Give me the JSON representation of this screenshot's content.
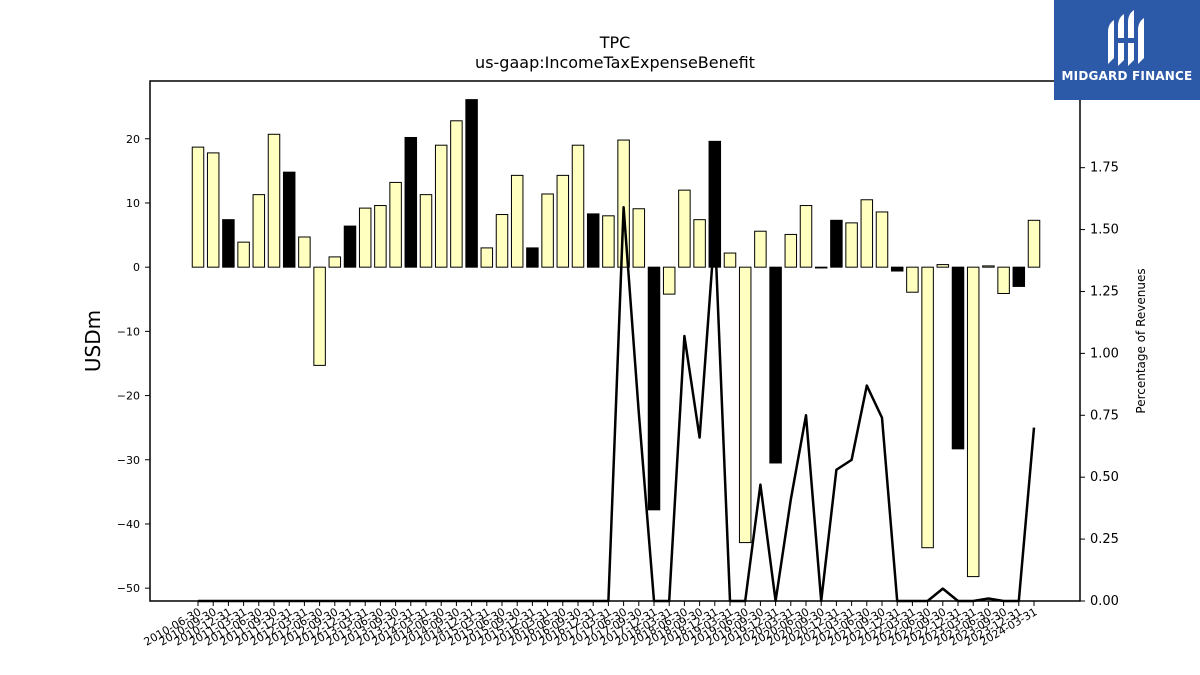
{
  "chart_data": {
    "type": "bar",
    "title": "TPC",
    "subtitle": "us-gaap:IncomeTaxExpenseBenefit",
    "ylabel": "USDm",
    "y2label": "Percentage of Revenues",
    "ylim": [
      -52,
      29
    ],
    "y2lim": [
      0,
      2.1
    ],
    "yticks": [
      -50,
      -40,
      -30,
      -20,
      -10,
      0,
      10,
      20
    ],
    "y2ticks": [
      0.0,
      0.25,
      0.5,
      0.75,
      1.0,
      1.25,
      1.5,
      1.75
    ],
    "tick_labels": [
      "2010-06-30",
      "2010-09-30",
      "2010-12-31",
      "2011-03-31",
      "2011-06-30",
      "2011-09-30",
      "2011-12-31",
      "2012-03-31",
      "2012-06-30",
      "2012-09-30",
      "2012-12-31",
      "2013-03-31",
      "2013-06-30",
      "2013-09-30",
      "2013-12-31",
      "2014-03-31",
      "2014-06-30",
      "2014-09-30",
      "2014-12-31",
      "2015-03-31",
      "2015-06-30",
      "2015-09-30",
      "2015-12-31",
      "2016-03-31",
      "2016-06-30",
      "2016-09-30",
      "2016-12-31",
      "2017-03-31",
      "2017-06-30",
      "2017-09-30",
      "2017-12-31",
      "2018-03-31",
      "2018-06-30",
      "2018-09-30",
      "2018-12-31",
      "2019-03-31",
      "2019-06-30",
      "2019-09-30",
      "2019-12-31",
      "2020-03-31",
      "2020-06-30",
      "2020-09-30",
      "2020-12-31",
      "2021-03-31",
      "2021-06-30",
      "2021-09-30",
      "2021-12-31",
      "2022-03-31",
      "2022-06-30",
      "2022-09-30",
      "2022-12-31",
      "2023-03-31",
      "2023-06-30",
      "2023-09-30",
      "2023-12-31",
      "2024-03-31"
    ],
    "values": [
      18.7,
      17.8,
      7.4,
      3.9,
      11.3,
      20.7,
      14.8,
      4.7,
      -15.3,
      1.6,
      6.4,
      9.2,
      9.6,
      13.2,
      20.2,
      11.3,
      19.0,
      22.8,
      26.1,
      3.0,
      8.2,
      14.3,
      3.0,
      11.4,
      14.3,
      19.0,
      8.3,
      8.0,
      19.8,
      9.1,
      -37.8,
      -4.2,
      12.0,
      7.4,
      19.6,
      2.2,
      -42.9,
      5.6,
      -30.5,
      5.1,
      9.6,
      0.0,
      7.3,
      6.9,
      10.5,
      8.6,
      -0.6,
      -3.9,
      -43.7,
      0.4,
      -28.3,
      -48.2,
      0.2,
      -4.1,
      -3.0,
      7.3
    ],
    "bar_colors": [
      "#ffffc0",
      "#ffffc0",
      "#000000",
      "#ffffc0",
      "#ffffc0",
      "#ffffc0",
      "#000000",
      "#ffffc0",
      "#ffffc0",
      "#ffffc0",
      "#000000",
      "#ffffc0",
      "#ffffc0",
      "#ffffc0",
      "#000000",
      "#ffffc0",
      "#ffffc0",
      "#ffffc0",
      "#000000",
      "#ffffc0",
      "#ffffc0",
      "#ffffc0",
      "#000000",
      "#ffffc0",
      "#ffffc0",
      "#ffffc0",
      "#000000",
      "#ffffc0",
      "#ffffc0",
      "#ffffc0",
      "#000000",
      "#ffffc0",
      "#ffffc0",
      "#ffffc0",
      "#000000",
      "#ffffc0",
      "#ffffc0",
      "#ffffc0",
      "#000000",
      "#ffffc0",
      "#ffffc0",
      "#ffffc0",
      "#000000",
      "#ffffc0",
      "#ffffc0",
      "#ffffc0",
      "#000000",
      "#ffffc0",
      "#ffffc0",
      "#ffffc0",
      "#000000",
      "#ffffc0",
      "#ffffc0",
      "#ffffc0",
      "#000000",
      "#ffffc0"
    ],
    "line_values": [
      0,
      0,
      0,
      0,
      0,
      0,
      0,
      0,
      0,
      0,
      0,
      0,
      0,
      0,
      0,
      0,
      0,
      0,
      0,
      0,
      0,
      0,
      0,
      0,
      0,
      0,
      0,
      0,
      1.59,
      0.76,
      0,
      0,
      1.07,
      0.66,
      1.5,
      0,
      0,
      0.47,
      0,
      0.41,
      0.75,
      0,
      0.53,
      0.57,
      0.87,
      0.74,
      0,
      0,
      0,
      0.05,
      0,
      0,
      0.01,
      0,
      0,
      0.7
    ],
    "grid": false
  },
  "logo": {
    "text": "MIDGARD FINANCE",
    "icon": "midgard-logo-icon"
  }
}
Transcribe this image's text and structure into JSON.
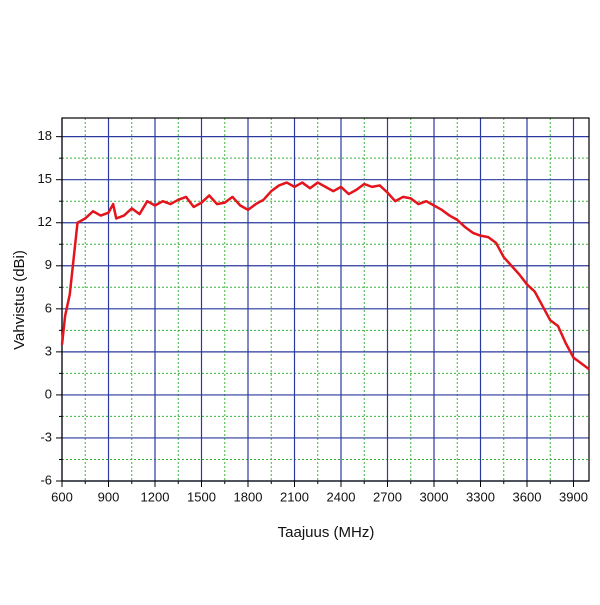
{
  "chart_data": {
    "type": "line",
    "xlabel": "Taajuus (MHz)",
    "ylabel": "Vahvistus (dBi)",
    "x": [
      600,
      620,
      650,
      680,
      700,
      750,
      800,
      850,
      900,
      930,
      950,
      1000,
      1050,
      1100,
      1150,
      1200,
      1250,
      1300,
      1350,
      1400,
      1450,
      1500,
      1550,
      1600,
      1650,
      1700,
      1750,
      1800,
      1850,
      1900,
      1950,
      2000,
      2050,
      2100,
      2150,
      2200,
      2250,
      2300,
      2350,
      2400,
      2450,
      2500,
      2550,
      2600,
      2650,
      2700,
      2750,
      2800,
      2850,
      2900,
      2950,
      3000,
      3050,
      3100,
      3150,
      3200,
      3250,
      3300,
      3350,
      3400,
      3450,
      3500,
      3550,
      3600,
      3650,
      3700,
      3750,
      3800,
      3850,
      3900,
      3950,
      4000
    ],
    "series": [
      {
        "color": "#e3141c",
        "values": [
          3.5,
          5.5,
          7,
          10,
          12,
          12.3,
          12.8,
          12.5,
          12.7,
          13.3,
          12.3,
          12.5,
          13,
          12.6,
          13.5,
          13.2,
          13.5,
          13.3,
          13.6,
          13.8,
          13.1,
          13.4,
          13.9,
          13.3,
          13.4,
          13.8,
          13.2,
          12.9,
          13.3,
          13.6,
          14.2,
          14.6,
          14.8,
          14.5,
          14.8,
          14.4,
          14.8,
          14.5,
          14.2,
          14.5,
          14,
          14.3,
          14.7,
          14.5,
          14.6,
          14.1,
          13.5,
          13.8,
          13.7,
          13.3,
          13.5,
          13.2,
          12.9,
          12.5,
          12.2,
          11.7,
          11.3,
          11.1,
          11,
          10.6,
          9.6,
          9,
          8.4,
          7.7,
          7.2,
          6.2,
          5.2,
          4.8,
          3.6,
          2.6,
          2.2,
          1.8
        ]
      }
    ],
    "xlim": [
      600,
      4000
    ],
    "ylim": [
      -6,
      19.3
    ],
    "xticks": [
      600,
      900,
      1200,
      1500,
      1800,
      2100,
      2400,
      2700,
      3000,
      3300,
      3600,
      3900
    ],
    "yticks": [
      -6,
      -3,
      0,
      3,
      6,
      9,
      12,
      15,
      18
    ],
    "xminor": [
      750,
      1050,
      1350,
      1650,
      1950,
      2250,
      2550,
      2850,
      3150,
      3450,
      3750
    ],
    "yminor": [
      -4.5,
      -1.5,
      1.5,
      4.5,
      7.5,
      10.5,
      13.5,
      16.5
    ],
    "grid": true,
    "grid_color": "#2a3a9e",
    "minor_grid_color": "#3cb43c"
  }
}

[REQUIRED TASK]: Make an exact copy of every entry above, minus the images.

[EXERCISE RESULT]:
Give me the JSON representation of this screenshot's content.
{
  "chart_data": {
    "type": "bar",
    "title": "TPC",
    "subtitle": "us-gaap:IncomeTaxExpenseBenefit",
    "ylabel": "USDm",
    "y2label": "Percentage of Revenues",
    "ylim": [
      -52,
      29
    ],
    "y2lim": [
      0,
      2.1
    ],
    "yticks": [
      -50,
      -40,
      -30,
      -20,
      -10,
      0,
      10,
      20
    ],
    "y2ticks": [
      0.0,
      0.25,
      0.5,
      0.75,
      1.0,
      1.25,
      1.5,
      1.75
    ],
    "tick_labels": [
      "2010-06-30",
      "2010-09-30",
      "2010-12-31",
      "2011-03-31",
      "2011-06-30",
      "2011-09-30",
      "2011-12-31",
      "2012-03-31",
      "2012-06-30",
      "2012-09-30",
      "2012-12-31",
      "2013-03-31",
      "2013-06-30",
      "2013-09-30",
      "2013-12-31",
      "2014-03-31",
      "2014-06-30",
      "2014-09-30",
      "2014-12-31",
      "2015-03-31",
      "2015-06-30",
      "2015-09-30",
      "2015-12-31",
      "2016-03-31",
      "2016-06-30",
      "2016-09-30",
      "2016-12-31",
      "2017-03-31",
      "2017-06-30",
      "2017-09-30",
      "2017-12-31",
      "2018-03-31",
      "2018-06-30",
      "2018-09-30",
      "2018-12-31",
      "2019-03-31",
      "2019-06-30",
      "2019-09-30",
      "2019-12-31",
      "2020-03-31",
      "2020-06-30",
      "2020-09-30",
      "2020-12-31",
      "2021-03-31",
      "2021-06-30",
      "2021-09-30",
      "2021-12-31",
      "2022-03-31",
      "2022-06-30",
      "2022-09-30",
      "2022-12-31",
      "2023-03-31",
      "2023-06-30",
      "2023-09-30",
      "2023-12-31",
      "2024-03-31"
    ],
    "values": [
      18.7,
      17.8,
      7.4,
      3.9,
      11.3,
      20.7,
      14.8,
      4.7,
      -15.3,
      1.6,
      6.4,
      9.2,
      9.6,
      13.2,
      20.2,
      11.3,
      19.0,
      22.8,
      26.1,
      3.0,
      8.2,
      14.3,
      3.0,
      11.4,
      14.3,
      19.0,
      8.3,
      8.0,
      19.8,
      9.1,
      -37.8,
      -4.2,
      12.0,
      7.4,
      19.6,
      2.2,
      -42.9,
      5.6,
      -30.5,
      5.1,
      9.6,
      0.0,
      7.3,
      6.9,
      10.5,
      8.6,
      -0.6,
      -3.9,
      -43.7,
      0.4,
      -28.3,
      -48.2,
      0.2,
      -4.1,
      -3.0,
      7.3
    ],
    "bar_colors": [
      "#ffffc0",
      "#ffffc0",
      "#000000",
      "#ffffc0",
      "#ffffc0",
      "#ffffc0",
      "#000000",
      "#ffffc0",
      "#ffffc0",
      "#ffffc0",
      "#000000",
      "#ffffc0",
      "#ffffc0",
      "#ffffc0",
      "#000000",
      "#ffffc0",
      "#ffffc0",
      "#ffffc0",
      "#000000",
      "#ffffc0",
      "#ffffc0",
      "#ffffc0",
      "#000000",
      "#ffffc0",
      "#ffffc0",
      "#ffffc0",
      "#000000",
      "#ffffc0",
      "#ffffc0",
      "#ffffc0",
      "#000000",
      "#ffffc0",
      "#ffffc0",
      "#ffffc0",
      "#000000",
      "#ffffc0",
      "#ffffc0",
      "#ffffc0",
      "#000000",
      "#ffffc0",
      "#ffffc0",
      "#ffffc0",
      "#000000",
      "#ffffc0",
      "#ffffc0",
      "#ffffc0",
      "#000000",
      "#ffffc0",
      "#ffffc0",
      "#ffffc0",
      "#000000",
      "#ffffc0",
      "#ffffc0",
      "#ffffc0",
      "#000000",
      "#ffffc0"
    ],
    "line_values": [
      0,
      0,
      0,
      0,
      0,
      0,
      0,
      0,
      0,
      0,
      0,
      0,
      0,
      0,
      0,
      0,
      0,
      0,
      0,
      0,
      0,
      0,
      0,
      0,
      0,
      0,
      0,
      0,
      1.59,
      0.76,
      0,
      0,
      1.07,
      0.66,
      1.5,
      0,
      0,
      0.47,
      0,
      0.41,
      0.75,
      0,
      0.53,
      0.57,
      0.87,
      0.74,
      0,
      0,
      0,
      0.05,
      0,
      0,
      0.01,
      0,
      0,
      0.7
    ],
    "grid": false
  },
  "logo": {
    "text": "MIDGARD FINANCE",
    "icon": "midgard-logo-icon"
  }
}
Transcribe this image's text and structure into JSON.
{
  "chart_data": {
    "type": "line",
    "xlabel": "Taajuus (MHz)",
    "ylabel": "Vahvistus (dBi)",
    "x": [
      600,
      620,
      650,
      680,
      700,
      750,
      800,
      850,
      900,
      930,
      950,
      1000,
      1050,
      1100,
      1150,
      1200,
      1250,
      1300,
      1350,
      1400,
      1450,
      1500,
      1550,
      1600,
      1650,
      1700,
      1750,
      1800,
      1850,
      1900,
      1950,
      2000,
      2050,
      2100,
      2150,
      2200,
      2250,
      2300,
      2350,
      2400,
      2450,
      2500,
      2550,
      2600,
      2650,
      2700,
      2750,
      2800,
      2850,
      2900,
      2950,
      3000,
      3050,
      3100,
      3150,
      3200,
      3250,
      3300,
      3350,
      3400,
      3450,
      3500,
      3550,
      3600,
      3650,
      3700,
      3750,
      3800,
      3850,
      3900,
      3950,
      4000
    ],
    "series": [
      {
        "color": "#e3141c",
        "values": [
          3.5,
          5.5,
          7,
          10,
          12,
          12.3,
          12.8,
          12.5,
          12.7,
          13.3,
          12.3,
          12.5,
          13,
          12.6,
          13.5,
          13.2,
          13.5,
          13.3,
          13.6,
          13.8,
          13.1,
          13.4,
          13.9,
          13.3,
          13.4,
          13.8,
          13.2,
          12.9,
          13.3,
          13.6,
          14.2,
          14.6,
          14.8,
          14.5,
          14.8,
          14.4,
          14.8,
          14.5,
          14.2,
          14.5,
          14,
          14.3,
          14.7,
          14.5,
          14.6,
          14.1,
          13.5,
          13.8,
          13.7,
          13.3,
          13.5,
          13.2,
          12.9,
          12.5,
          12.2,
          11.7,
          11.3,
          11.1,
          11,
          10.6,
          9.6,
          9,
          8.4,
          7.7,
          7.2,
          6.2,
          5.2,
          4.8,
          3.6,
          2.6,
          2.2,
          1.8
        ]
      }
    ],
    "xlim": [
      600,
      4000
    ],
    "ylim": [
      -6,
      19.3
    ],
    "xticks": [
      600,
      900,
      1200,
      1500,
      1800,
      2100,
      2400,
      2700,
      3000,
      3300,
      3600,
      3900
    ],
    "yticks": [
      -6,
      -3,
      0,
      3,
      6,
      9,
      12,
      15,
      18
    ],
    "xminor": [
      750,
      1050,
      1350,
      1650,
      1950,
      2250,
      2550,
      2850,
      3150,
      3450,
      3750
    ],
    "yminor": [
      -4.5,
      -1.5,
      1.5,
      4.5,
      7.5,
      10.5,
      13.5,
      16.5
    ],
    "grid": true,
    "grid_color": "#2a3a9e",
    "minor_grid_color": "#3cb43c"
  }
}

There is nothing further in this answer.